** start The data **

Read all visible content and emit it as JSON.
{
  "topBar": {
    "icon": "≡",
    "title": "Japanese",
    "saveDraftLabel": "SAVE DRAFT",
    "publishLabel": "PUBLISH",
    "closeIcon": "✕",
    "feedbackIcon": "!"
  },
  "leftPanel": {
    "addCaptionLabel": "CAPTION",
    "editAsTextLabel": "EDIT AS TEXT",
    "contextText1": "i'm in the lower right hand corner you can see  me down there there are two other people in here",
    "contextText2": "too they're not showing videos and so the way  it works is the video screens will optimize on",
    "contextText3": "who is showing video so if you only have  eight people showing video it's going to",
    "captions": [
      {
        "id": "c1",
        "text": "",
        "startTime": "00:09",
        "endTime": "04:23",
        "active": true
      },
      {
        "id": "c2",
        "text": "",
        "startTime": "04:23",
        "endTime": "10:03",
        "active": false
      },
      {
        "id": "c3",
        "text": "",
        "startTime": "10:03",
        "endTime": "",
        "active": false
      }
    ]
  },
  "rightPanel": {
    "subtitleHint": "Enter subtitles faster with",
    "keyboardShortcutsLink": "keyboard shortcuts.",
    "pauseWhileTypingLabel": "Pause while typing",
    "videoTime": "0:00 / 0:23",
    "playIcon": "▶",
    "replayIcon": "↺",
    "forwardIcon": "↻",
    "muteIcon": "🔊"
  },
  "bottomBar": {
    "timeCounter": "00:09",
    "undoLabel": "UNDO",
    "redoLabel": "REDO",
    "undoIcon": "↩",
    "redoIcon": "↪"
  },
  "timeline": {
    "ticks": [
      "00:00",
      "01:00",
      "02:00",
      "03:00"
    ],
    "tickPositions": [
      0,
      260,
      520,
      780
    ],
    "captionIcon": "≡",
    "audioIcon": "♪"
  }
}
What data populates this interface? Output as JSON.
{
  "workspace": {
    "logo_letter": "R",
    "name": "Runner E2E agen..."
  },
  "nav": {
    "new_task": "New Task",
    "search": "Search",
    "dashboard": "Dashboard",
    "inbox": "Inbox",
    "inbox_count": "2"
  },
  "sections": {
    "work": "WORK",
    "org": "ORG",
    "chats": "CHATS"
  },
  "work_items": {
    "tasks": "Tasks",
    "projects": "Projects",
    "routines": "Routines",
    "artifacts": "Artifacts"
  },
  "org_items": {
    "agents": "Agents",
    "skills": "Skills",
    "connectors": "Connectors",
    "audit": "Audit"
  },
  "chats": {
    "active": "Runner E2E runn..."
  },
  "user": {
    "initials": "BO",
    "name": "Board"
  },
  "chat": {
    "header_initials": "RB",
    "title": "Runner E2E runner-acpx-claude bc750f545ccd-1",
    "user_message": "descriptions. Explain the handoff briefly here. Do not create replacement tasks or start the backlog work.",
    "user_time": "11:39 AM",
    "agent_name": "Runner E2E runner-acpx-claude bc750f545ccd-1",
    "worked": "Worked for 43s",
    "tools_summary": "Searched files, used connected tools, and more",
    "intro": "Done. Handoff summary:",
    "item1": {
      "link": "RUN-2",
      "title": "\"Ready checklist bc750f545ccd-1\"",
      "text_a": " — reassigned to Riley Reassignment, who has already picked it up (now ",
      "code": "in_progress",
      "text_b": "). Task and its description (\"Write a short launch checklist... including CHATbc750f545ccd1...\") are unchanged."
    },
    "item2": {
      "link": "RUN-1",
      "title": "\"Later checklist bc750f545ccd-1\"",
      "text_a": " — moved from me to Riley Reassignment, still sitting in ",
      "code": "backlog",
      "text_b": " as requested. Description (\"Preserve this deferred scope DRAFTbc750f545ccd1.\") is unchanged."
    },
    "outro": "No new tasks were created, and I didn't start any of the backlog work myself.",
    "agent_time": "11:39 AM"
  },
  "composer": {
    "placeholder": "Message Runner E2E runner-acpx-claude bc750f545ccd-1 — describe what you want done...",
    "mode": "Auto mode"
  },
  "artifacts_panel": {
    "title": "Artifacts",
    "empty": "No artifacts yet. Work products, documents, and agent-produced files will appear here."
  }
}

** end The data **

Copy out each record exactly as given, omitting none.

Read all visible content and emit it as JSON.
{
  "topBar": {
    "icon": "≡",
    "title": "Japanese",
    "saveDraftLabel": "SAVE DRAFT",
    "publishLabel": "PUBLISH",
    "closeIcon": "✕",
    "feedbackIcon": "!"
  },
  "leftPanel": {
    "addCaptionLabel": "CAPTION",
    "editAsTextLabel": "EDIT AS TEXT",
    "contextText1": "i'm in the lower right hand corner you can see  me down there there are two other people in here",
    "contextText2": "too they're not showing videos and so the way  it works is the video screens will optimize on",
    "contextText3": "who is showing video so if you only have  eight people showing video it's going to",
    "captions": [
      {
        "id": "c1",
        "text": "",
        "startTime": "00:09",
        "endTime": "04:23",
        "active": true
      },
      {
        "id": "c2",
        "text": "",
        "startTime": "04:23",
        "endTime": "10:03",
        "active": false
      },
      {
        "id": "c3",
        "text": "",
        "startTime": "10:03",
        "endTime": "",
        "active": false
      }
    ]
  },
  "rightPanel": {
    "subtitleHint": "Enter subtitles faster with",
    "keyboardShortcutsLink": "keyboard shortcuts.",
    "pauseWhileTypingLabel": "Pause while typing",
    "videoTime": "0:00 / 0:23",
    "playIcon": "▶",
    "replayIcon": "↺",
    "forwardIcon": "↻",
    "muteIcon": "🔊"
  },
  "bottomBar": {
    "timeCounter": "00:09",
    "undoLabel": "UNDO",
    "redoLabel": "REDO",
    "undoIcon": "↩",
    "redoIcon": "↪"
  },
  "timeline": {
    "ticks": [
      "00:00",
      "01:00",
      "02:00",
      "03:00"
    ],
    "tickPositions": [
      0,
      260,
      520,
      780
    ],
    "captionIcon": "≡",
    "audioIcon": "♪"
  }
}
What data populates this interface? Output as JSON.
{
  "workspace": {
    "logo_letter": "R",
    "name": "Runner E2E agen..."
  },
  "nav": {
    "new_task": "New Task",
    "search": "Search",
    "dashboard": "Dashboard",
    "inbox": "Inbox",
    "inbox_count": "2"
  },
  "sections": {
    "work": "WORK",
    "org": "ORG",
    "chats": "CHATS"
  },
  "work_items": {
    "tasks": "Tasks",
    "projects": "Projects",
    "routines": "Routines",
    "artifacts": "Artifacts"
  },
  "org_items": {
    "agents": "Agents",
    "skills": "Skills",
    "connectors": "Connectors",
    "audit": "Audit"
  },
  "chats": {
    "active": "Runner E2E runn..."
  },
  "user": {
    "initials": "BO",
    "name": "Board"
  },
  "chat": {
    "header_initials": "RB",
    "title": "Runner E2E runner-acpx-claude bc750f545ccd-1",
    "user_message": "descriptions. Explain the handoff briefly here. Do not create replacement tasks or start the backlog work.",
    "user_time": "11:39 AM",
    "agent_name": "Runner E2E runner-acpx-claude bc750f545ccd-1",
    "worked": "Worked for 43s",
    "tools_summary": "Searched files, used connected tools, and more",
    "intro": "Done. Handoff summary:",
    "item1": {
      "link": "RUN-2",
      "title": "\"Ready checklist bc750f545ccd-1\"",
      "text_a": " — reassigned to Riley Reassignment, who has already picked it up (now ",
      "code": "in_progress",
      "text_b": "). Task and its description (\"Write a short launch checklist... including CHATbc750f545ccd1...\") are unchanged."
    },
    "item2": {
      "link": "RUN-1",
      "title": "\"Later checklist bc750f545ccd-1\"",
      "text_a": " — moved from me to Riley Reassignment, still sitting in ",
      "code": "backlog",
      "text_b": " as requested. Description (\"Preserve this deferred scope DRAFTbc750f545ccd1.\") is unchanged."
    },
    "outro": "No new tasks were created, and I didn't start any of the backlog work myself.",
    "agent_time": "11:39 AM"
  },
  "composer": {
    "placeholder": "Message Runner E2E runner-acpx-claude bc750f545ccd-1 — describe what you want done...",
    "mode": "Auto mode"
  },
  "artifacts_panel": {
    "title": "Artifacts",
    "empty": "No artifacts yet. Work products, documents, and agent-produced files will appear here."
  }
}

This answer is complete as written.